#### Provided information:
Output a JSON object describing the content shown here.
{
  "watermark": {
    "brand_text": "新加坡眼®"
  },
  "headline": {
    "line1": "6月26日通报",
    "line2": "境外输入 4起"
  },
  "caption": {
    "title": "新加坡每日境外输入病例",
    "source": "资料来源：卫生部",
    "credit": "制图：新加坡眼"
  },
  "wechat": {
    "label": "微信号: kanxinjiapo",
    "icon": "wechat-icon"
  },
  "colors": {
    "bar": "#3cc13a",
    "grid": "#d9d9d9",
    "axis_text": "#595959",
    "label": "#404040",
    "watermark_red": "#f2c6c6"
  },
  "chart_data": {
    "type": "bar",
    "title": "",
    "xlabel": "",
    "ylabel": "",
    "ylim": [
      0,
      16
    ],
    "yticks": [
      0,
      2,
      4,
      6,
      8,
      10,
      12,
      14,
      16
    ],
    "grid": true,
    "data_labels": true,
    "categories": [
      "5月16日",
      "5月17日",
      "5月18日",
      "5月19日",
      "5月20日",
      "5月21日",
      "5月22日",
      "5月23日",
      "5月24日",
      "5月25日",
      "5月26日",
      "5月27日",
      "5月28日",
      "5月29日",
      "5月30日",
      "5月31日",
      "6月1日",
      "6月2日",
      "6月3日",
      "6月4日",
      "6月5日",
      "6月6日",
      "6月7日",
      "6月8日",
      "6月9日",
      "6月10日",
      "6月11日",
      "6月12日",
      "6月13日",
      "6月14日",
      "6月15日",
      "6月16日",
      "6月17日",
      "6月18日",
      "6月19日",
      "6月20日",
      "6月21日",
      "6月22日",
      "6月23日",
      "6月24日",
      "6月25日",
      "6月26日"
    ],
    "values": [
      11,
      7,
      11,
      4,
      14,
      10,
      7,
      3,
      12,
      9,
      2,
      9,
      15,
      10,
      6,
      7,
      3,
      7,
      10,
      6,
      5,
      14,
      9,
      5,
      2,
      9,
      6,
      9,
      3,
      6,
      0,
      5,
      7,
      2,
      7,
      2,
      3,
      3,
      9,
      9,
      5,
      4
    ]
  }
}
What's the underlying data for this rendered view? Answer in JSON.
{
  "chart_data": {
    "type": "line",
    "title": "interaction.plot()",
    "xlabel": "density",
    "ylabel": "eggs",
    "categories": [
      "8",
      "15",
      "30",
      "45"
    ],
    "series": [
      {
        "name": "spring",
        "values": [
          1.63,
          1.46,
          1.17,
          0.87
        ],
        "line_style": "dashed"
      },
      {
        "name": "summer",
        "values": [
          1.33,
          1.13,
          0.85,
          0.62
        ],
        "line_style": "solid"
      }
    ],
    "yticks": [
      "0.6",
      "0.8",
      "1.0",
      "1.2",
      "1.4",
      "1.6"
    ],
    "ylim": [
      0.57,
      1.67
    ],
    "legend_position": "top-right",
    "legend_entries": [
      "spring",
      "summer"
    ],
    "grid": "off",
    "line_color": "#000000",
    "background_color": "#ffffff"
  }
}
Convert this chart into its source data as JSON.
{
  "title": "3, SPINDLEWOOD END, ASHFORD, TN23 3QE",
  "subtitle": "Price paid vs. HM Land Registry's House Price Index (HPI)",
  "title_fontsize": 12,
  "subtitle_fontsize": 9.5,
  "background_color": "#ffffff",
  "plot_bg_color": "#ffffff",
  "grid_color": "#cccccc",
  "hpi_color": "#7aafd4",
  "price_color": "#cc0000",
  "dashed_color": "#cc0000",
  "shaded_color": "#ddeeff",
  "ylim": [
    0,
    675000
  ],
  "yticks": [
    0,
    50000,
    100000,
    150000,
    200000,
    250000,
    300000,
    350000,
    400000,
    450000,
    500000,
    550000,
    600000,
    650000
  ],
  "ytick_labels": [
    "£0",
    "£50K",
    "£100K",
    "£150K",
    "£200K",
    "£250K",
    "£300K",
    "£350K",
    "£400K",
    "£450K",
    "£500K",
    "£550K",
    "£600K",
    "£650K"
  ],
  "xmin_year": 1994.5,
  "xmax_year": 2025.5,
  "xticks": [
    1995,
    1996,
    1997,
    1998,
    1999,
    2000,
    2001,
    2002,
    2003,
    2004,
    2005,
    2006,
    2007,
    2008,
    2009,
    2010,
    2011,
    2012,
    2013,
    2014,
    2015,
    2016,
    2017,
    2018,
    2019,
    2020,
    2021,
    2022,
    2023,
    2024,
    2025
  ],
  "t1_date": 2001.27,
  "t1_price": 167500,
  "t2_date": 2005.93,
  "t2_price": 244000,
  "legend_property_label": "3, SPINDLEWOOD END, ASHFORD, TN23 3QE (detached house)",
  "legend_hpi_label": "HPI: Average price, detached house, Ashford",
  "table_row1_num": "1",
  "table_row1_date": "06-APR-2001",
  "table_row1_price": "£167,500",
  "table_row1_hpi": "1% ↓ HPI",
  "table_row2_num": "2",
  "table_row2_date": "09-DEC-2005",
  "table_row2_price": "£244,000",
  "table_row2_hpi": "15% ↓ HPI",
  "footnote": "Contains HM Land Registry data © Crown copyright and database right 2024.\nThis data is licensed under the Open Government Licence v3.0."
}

#### Exercise brief:
Each line of the material should be echoed exactly.

#### Final result:
Output a JSON object describing the content shown here.
{
  "watermark": {
    "brand_text": "新加坡眼®"
  },
  "headline": {
    "line1": "6月26日通报",
    "line2": "境外输入 4起"
  },
  "caption": {
    "title": "新加坡每日境外输入病例",
    "source": "资料来源：卫生部",
    "credit": "制图：新加坡眼"
  },
  "wechat": {
    "label": "微信号: kanxinjiapo",
    "icon": "wechat-icon"
  },
  "colors": {
    "bar": "#3cc13a",
    "grid": "#d9d9d9",
    "axis_text": "#595959",
    "label": "#404040",
    "watermark_red": "#f2c6c6"
  },
  "chart_data": {
    "type": "bar",
    "title": "",
    "xlabel": "",
    "ylabel": "",
    "ylim": [
      0,
      16
    ],
    "yticks": [
      0,
      2,
      4,
      6,
      8,
      10,
      12,
      14,
      16
    ],
    "grid": true,
    "data_labels": true,
    "categories": [
      "5月16日",
      "5月17日",
      "5月18日",
      "5月19日",
      "5月20日",
      "5月21日",
      "5月22日",
      "5月23日",
      "5月24日",
      "5月25日",
      "5月26日",
      "5月27日",
      "5月28日",
      "5月29日",
      "5月30日",
      "5月31日",
      "6月1日",
      "6月2日",
      "6月3日",
      "6月4日",
      "6月5日",
      "6月6日",
      "6月7日",
      "6月8日",
      "6月9日",
      "6月10日",
      "6月11日",
      "6月12日",
      "6月13日",
      "6月14日",
      "6月15日",
      "6月16日",
      "6月17日",
      "6月18日",
      "6月19日",
      "6月20日",
      "6月21日",
      "6月22日",
      "6月23日",
      "6月24日",
      "6月25日",
      "6月26日"
    ],
    "values": [
      11,
      7,
      11,
      4,
      14,
      10,
      7,
      3,
      12,
      9,
      2,
      9,
      15,
      10,
      6,
      7,
      3,
      7,
      10,
      6,
      5,
      14,
      9,
      5,
      2,
      9,
      6,
      9,
      3,
      6,
      0,
      5,
      7,
      2,
      7,
      2,
      3,
      3,
      9,
      9,
      5,
      4
    ]
  }
}
What's the underlying data for this rendered view? Answer in JSON.
{
  "chart_data": {
    "type": "line",
    "title": "interaction.plot()",
    "xlabel": "density",
    "ylabel": "eggs",
    "categories": [
      "8",
      "15",
      "30",
      "45"
    ],
    "series": [
      {
        "name": "spring",
        "values": [
          1.63,
          1.46,
          1.17,
          0.87
        ],
        "line_style": "dashed"
      },
      {
        "name": "summer",
        "values": [
          1.33,
          1.13,
          0.85,
          0.62
        ],
        "line_style": "solid"
      }
    ],
    "yticks": [
      "0.6",
      "0.8",
      "1.0",
      "1.2",
      "1.4",
      "1.6"
    ],
    "ylim": [
      0.57,
      1.67
    ],
    "legend_position": "top-right",
    "legend_entries": [
      "spring",
      "summer"
    ],
    "grid": "off",
    "line_color": "#000000",
    "background_color": "#ffffff"
  }
}
Convert this chart into its source data as JSON.
{
  "title": "3, SPINDLEWOOD END, ASHFORD, TN23 3QE",
  "subtitle": "Price paid vs. HM Land Registry's House Price Index (HPI)",
  "title_fontsize": 12,
  "subtitle_fontsize": 9.5,
  "background_color": "#ffffff",
  "plot_bg_color": "#ffffff",
  "grid_color": "#cccccc",
  "hpi_color": "#7aafd4",
  "price_color": "#cc0000",
  "dashed_color": "#cc0000",
  "shaded_color": "#ddeeff",
  "ylim": [
    0,
    675000
  ],
  "yticks": [
    0,
    50000,
    100000,
    150000,
    200000,
    250000,
    300000,
    350000,
    400000,
    450000,
    500000,
    550000,
    600000,
    650000
  ],
  "ytick_labels": [
    "£0",
    "£50K",
    "£100K",
    "£150K",
    "£200K",
    "£250K",
    "£300K",
    "£350K",
    "£400K",
    "£450K",
    "£500K",
    "£550K",
    "£600K",
    "£650K"
  ],
  "xmin_year": 1994.5,
  "xmax_year": 2025.5,
  "xticks": [
    1995,
    1996,
    1997,
    1998,
    1999,
    2000,
    2001,
    2002,
    2003,
    2004,
    2005,
    2006,
    2007,
    2008,
    2009,
    2010,
    2011,
    2012,
    2013,
    2014,
    2015,
    2016,
    2017,
    2018,
    2019,
    2020,
    2021,
    2022,
    2023,
    2024,
    2025
  ],
  "t1_date": 2001.27,
  "t1_price": 167500,
  "t2_date": 2005.93,
  "t2_price": 244000,
  "legend_property_label": "3, SPINDLEWOOD END, ASHFORD, TN23 3QE (detached house)",
  "legend_hpi_label": "HPI: Average price, detached house, Ashford",
  "table_row1_num": "1",
  "table_row1_date": "06-APR-2001",
  "table_row1_price": "£167,500",
  "table_row1_hpi": "1% ↓ HPI",
  "table_row2_num": "2",
  "table_row2_date": "09-DEC-2005",
  "table_row2_price": "£244,000",
  "table_row2_hpi": "15% ↓ HPI",
  "footnote": "Contains HM Land Registry data © Crown copyright and database right 2024.\nThis data is licensed under the Open Government Licence v3.0."
}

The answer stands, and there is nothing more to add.